--- DIRECTIVE ---
Pull out every line below that contains the word "tensor".

--- ENTRIES SHOWN ---
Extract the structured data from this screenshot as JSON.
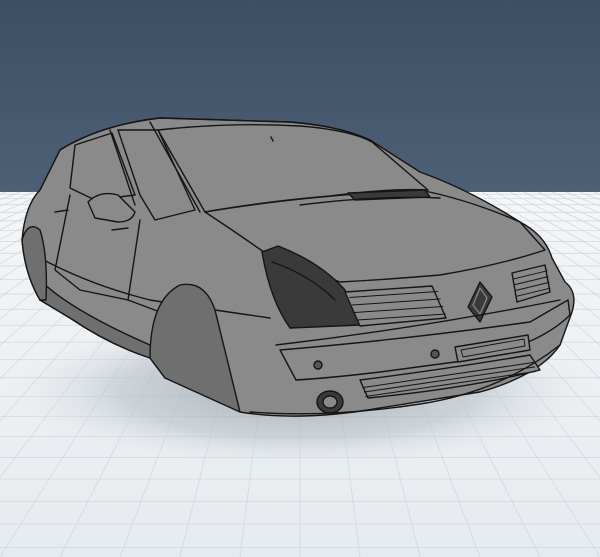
{
  "viewport": {
    "sky_color_top": "#3d4f63",
    "sky_color_bottom": "#4d6076",
    "floor_color": "#e6ebef",
    "grid_color": "#cdd5dc"
  },
  "model": {
    "name": "car-wireframe-model",
    "body_color": "#8a8a8a",
    "shade_color": "#6f6f6f",
    "dark_color": "#3a3a3a",
    "outline_color": "#151515",
    "logo": "renault-diamond-logo"
  }
}
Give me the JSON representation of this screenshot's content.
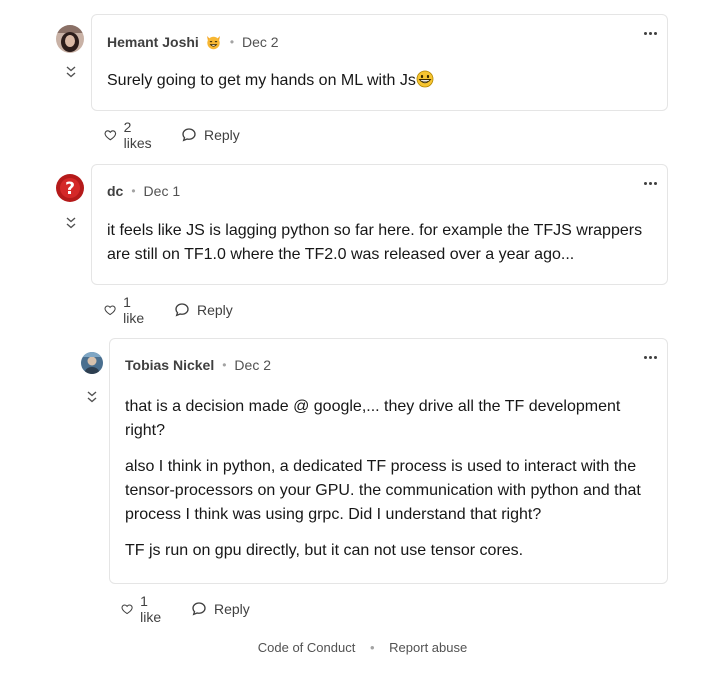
{
  "comments": [
    {
      "author": "Hemant Joshi",
      "badge_icon": "cat-face-icon",
      "date": "Dec 2",
      "text": "Surely going to get my hands on ML with Js",
      "emoji_icon": "grinning-face-icon",
      "likes_label": "2 likes",
      "reply_label": "Reply"
    },
    {
      "author": "dc",
      "date": "Dec 1",
      "text": "it feels like JS is lagging python so far here. for example the TFJS wrappers are still on TF1.0 where the TF2.0 was released over a year ago...",
      "likes_label": "1 like",
      "reply_label": "Reply"
    },
    {
      "author": "Tobias Nickel",
      "date": "Dec 2",
      "paragraphs": [
        "that is a decision made @ google,... they drive all the TF development right?",
        "also I think in python, a dedicated TF process is used to interact with the tensor-processors on your GPU. the communication with python and that process I think was using grpc. Did I understand that right?",
        "TF js run on gpu directly, but it can not use tensor cores."
      ],
      "likes_label": "1 like",
      "reply_label": "Reply"
    }
  ],
  "footer": {
    "code_of_conduct": "Code of Conduct",
    "separator": "•",
    "report_abuse": "Report abuse"
  },
  "colors": {
    "border": "#e5e5e5",
    "text": "#171717",
    "muted": "#525252"
  }
}
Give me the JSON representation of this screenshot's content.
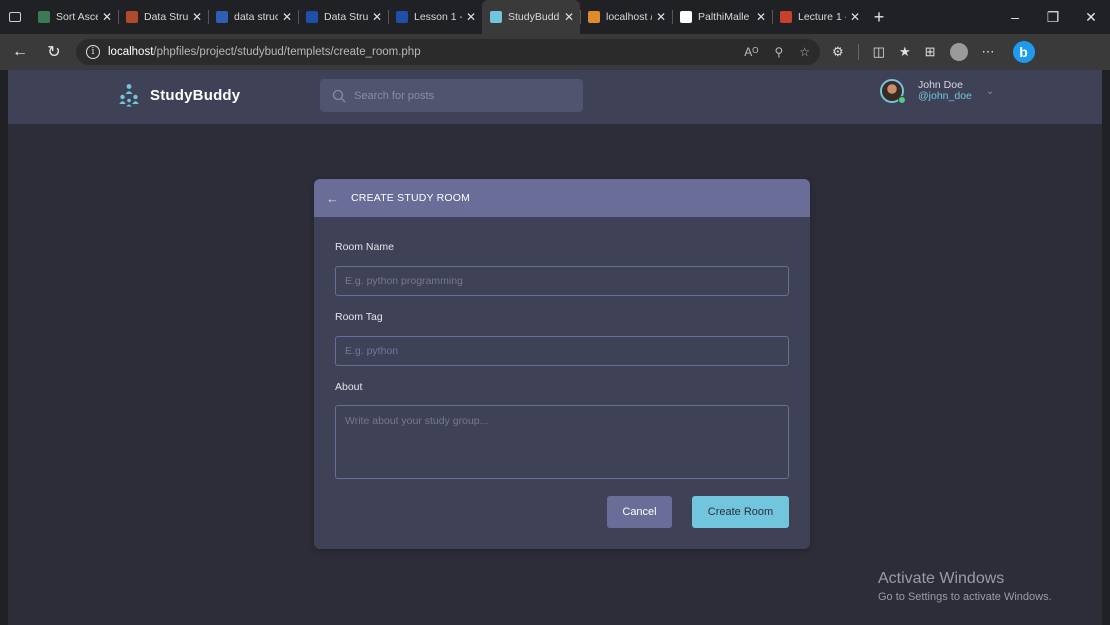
{
  "browser": {
    "tabs": [
      {
        "title": "Sort Ascen",
        "favicon_color": "#3c7a54",
        "favicon_glyph": "",
        "active": false
      },
      {
        "title": "Data Struct",
        "favicon_color": "#b04a2c",
        "favicon_glyph": "",
        "active": false
      },
      {
        "title": "data struct",
        "favicon_color": "#2f5fb5",
        "favicon_glyph": "",
        "active": false
      },
      {
        "title": "Data Struct",
        "favicon_color": "#1f4fa8",
        "favicon_glyph": "",
        "active": false
      },
      {
        "title": "Lesson 1 -",
        "favicon_color": "#1f4fa8",
        "favicon_glyph": "",
        "active": false
      },
      {
        "title": "StudyBudd",
        "favicon_color": "#71c6dd",
        "favicon_glyph": "",
        "active": true
      },
      {
        "title": "localhost /",
        "favicon_color": "#e08a2c",
        "favicon_glyph": "",
        "active": false
      },
      {
        "title": "PalthiMalle",
        "favicon_color": "#ffffff",
        "favicon_glyph": "",
        "active": false
      },
      {
        "title": "Lecture 1 -",
        "favicon_color": "#c8402c",
        "favicon_glyph": "",
        "active": false
      }
    ],
    "url_host": "localhost",
    "url_path": "/phpfiles/project/studybud/templets/create_room.php"
  },
  "app": {
    "brand": "StudyBuddy",
    "search_placeholder": "Search for posts",
    "user_name": "John Doe",
    "user_handle": "@john_doe",
    "accent": "#71c6dd",
    "primary": "#696d97"
  },
  "form": {
    "title": "CREATE STUDY ROOM",
    "room_name_label": "Room Name",
    "room_name_placeholder": "E.g. python programming",
    "room_tag_label": "Room Tag",
    "room_tag_placeholder": "E.g. python",
    "about_label": "About",
    "about_placeholder": "Write about your study group...",
    "cancel_label": "Cancel",
    "create_label": "Create Room"
  },
  "watermark": {
    "title": "Activate Windows",
    "subtitle": "Go to Settings to activate Windows."
  }
}
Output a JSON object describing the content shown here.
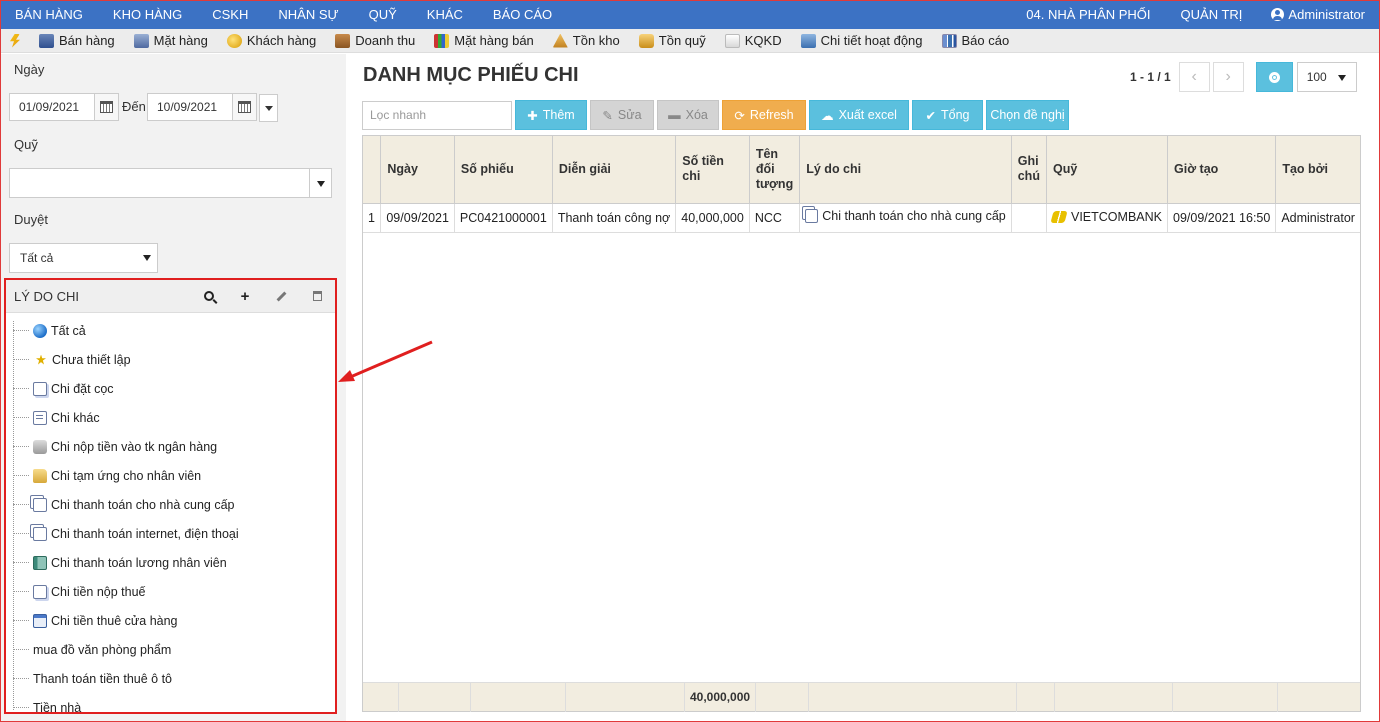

--- SOLUTION TO THIS TASK ---
        "also I think in python, a dedicated TF process is used to interact with the tensor-processors on your GPU. the communication with python and that process I think was using grpc. Did I understand that right?",
        "TF js run on gpu directly, but it can not use tensor cores."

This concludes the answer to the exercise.